Set down, word for word, the stretch of the passage on government and capitalism starting with "Liberals of course" and going on through "out the banks.".

_Supplied passage:_
/---

Conclusion: The people are bad/the problem.
Simply going after those "crazy conservatives" makes us ignore the reality going on right in front of us. Of course it is false that the "free market" will liberate us from government. But it is equally false that government will liberate us from this "free market." In reality, government works for the capitalist class. So they are both the oppressors in that sense (although they cannot be treated as two oppressors as the government works for the capitalists and not the other way around).
Liberals of course would agree that the Bush administration was a. big government and b. pro-business. It shouldn't be too hard to see that the Obama administration is the same, considering that it continues the same policies and has spent trillions of dollars to bail out the banks.
Conservatives with this right wing libertarian leaning take this reality and choose to a. blame the government and b. ignore the fact that Republicans don't really support smaller government. Liberals take this and a. blame the corporations (rightly) and b. pretend that the Democrats are "regulating" them instead of advancing pro-capitalist policies.

\---

Document layout detection data:
/---

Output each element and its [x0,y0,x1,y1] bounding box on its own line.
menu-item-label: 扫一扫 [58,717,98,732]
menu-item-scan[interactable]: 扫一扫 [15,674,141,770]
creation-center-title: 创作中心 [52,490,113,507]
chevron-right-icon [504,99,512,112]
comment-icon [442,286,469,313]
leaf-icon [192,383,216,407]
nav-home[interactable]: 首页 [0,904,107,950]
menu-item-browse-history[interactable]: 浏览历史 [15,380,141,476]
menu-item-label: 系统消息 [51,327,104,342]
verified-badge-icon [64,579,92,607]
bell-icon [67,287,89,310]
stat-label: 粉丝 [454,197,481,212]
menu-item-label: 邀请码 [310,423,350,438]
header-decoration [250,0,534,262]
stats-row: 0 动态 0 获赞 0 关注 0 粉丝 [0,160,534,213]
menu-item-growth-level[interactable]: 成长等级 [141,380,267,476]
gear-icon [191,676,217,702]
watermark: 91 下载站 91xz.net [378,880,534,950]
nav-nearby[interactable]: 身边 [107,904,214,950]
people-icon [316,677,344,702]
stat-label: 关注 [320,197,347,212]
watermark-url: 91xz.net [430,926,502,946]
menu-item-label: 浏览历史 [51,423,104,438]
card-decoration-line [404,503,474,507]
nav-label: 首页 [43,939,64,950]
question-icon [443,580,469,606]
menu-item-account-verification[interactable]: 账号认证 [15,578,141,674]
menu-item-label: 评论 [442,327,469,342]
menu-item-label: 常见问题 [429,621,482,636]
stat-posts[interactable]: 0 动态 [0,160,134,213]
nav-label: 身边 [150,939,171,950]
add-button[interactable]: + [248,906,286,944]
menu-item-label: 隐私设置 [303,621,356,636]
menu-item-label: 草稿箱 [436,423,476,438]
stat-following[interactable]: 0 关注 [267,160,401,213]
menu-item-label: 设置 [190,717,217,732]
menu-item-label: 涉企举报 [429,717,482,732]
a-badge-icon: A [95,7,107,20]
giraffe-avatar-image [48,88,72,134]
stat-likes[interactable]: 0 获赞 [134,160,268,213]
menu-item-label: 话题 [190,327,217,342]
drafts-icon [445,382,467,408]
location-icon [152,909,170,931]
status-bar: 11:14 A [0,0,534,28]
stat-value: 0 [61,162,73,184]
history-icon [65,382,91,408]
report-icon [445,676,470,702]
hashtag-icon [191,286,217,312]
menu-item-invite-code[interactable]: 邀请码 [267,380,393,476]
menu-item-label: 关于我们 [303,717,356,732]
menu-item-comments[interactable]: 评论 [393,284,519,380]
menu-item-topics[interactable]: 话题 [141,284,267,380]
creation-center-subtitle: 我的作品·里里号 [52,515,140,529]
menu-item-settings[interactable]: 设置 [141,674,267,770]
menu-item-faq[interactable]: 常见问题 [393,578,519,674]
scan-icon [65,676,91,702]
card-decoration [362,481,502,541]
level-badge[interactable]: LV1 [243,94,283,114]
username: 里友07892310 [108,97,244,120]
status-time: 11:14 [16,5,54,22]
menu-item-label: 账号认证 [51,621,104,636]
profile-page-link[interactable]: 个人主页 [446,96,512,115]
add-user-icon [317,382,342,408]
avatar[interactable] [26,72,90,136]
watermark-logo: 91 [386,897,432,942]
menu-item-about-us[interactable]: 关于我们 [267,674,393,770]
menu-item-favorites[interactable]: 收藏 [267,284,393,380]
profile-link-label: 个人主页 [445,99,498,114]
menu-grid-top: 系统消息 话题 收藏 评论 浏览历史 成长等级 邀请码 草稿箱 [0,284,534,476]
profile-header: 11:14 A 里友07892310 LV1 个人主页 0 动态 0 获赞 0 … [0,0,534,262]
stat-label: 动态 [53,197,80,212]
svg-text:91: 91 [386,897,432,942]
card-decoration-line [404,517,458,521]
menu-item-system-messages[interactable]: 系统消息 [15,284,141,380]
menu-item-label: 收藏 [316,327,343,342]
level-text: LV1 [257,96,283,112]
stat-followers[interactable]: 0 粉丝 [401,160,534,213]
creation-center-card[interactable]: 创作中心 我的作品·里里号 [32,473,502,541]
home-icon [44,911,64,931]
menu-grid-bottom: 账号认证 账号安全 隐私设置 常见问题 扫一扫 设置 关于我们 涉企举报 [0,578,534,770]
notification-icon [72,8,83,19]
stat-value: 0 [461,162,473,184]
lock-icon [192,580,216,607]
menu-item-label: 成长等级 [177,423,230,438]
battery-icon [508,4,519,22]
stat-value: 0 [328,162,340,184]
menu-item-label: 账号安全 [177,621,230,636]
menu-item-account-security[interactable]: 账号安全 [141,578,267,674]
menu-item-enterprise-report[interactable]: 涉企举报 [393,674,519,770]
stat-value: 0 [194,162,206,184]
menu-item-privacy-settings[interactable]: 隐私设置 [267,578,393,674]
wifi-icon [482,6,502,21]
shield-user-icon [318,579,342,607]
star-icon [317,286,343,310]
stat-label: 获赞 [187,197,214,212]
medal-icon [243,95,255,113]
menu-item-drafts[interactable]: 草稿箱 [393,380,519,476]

\---

_Solution below:_
Liberals of course would agree that the Bush administration was a. big government and b. pro-business. It shouldn't be too hard to see that the Obama administration is the same, considering that it continues the same policies and has spent trillions of dollars to bail out the banks.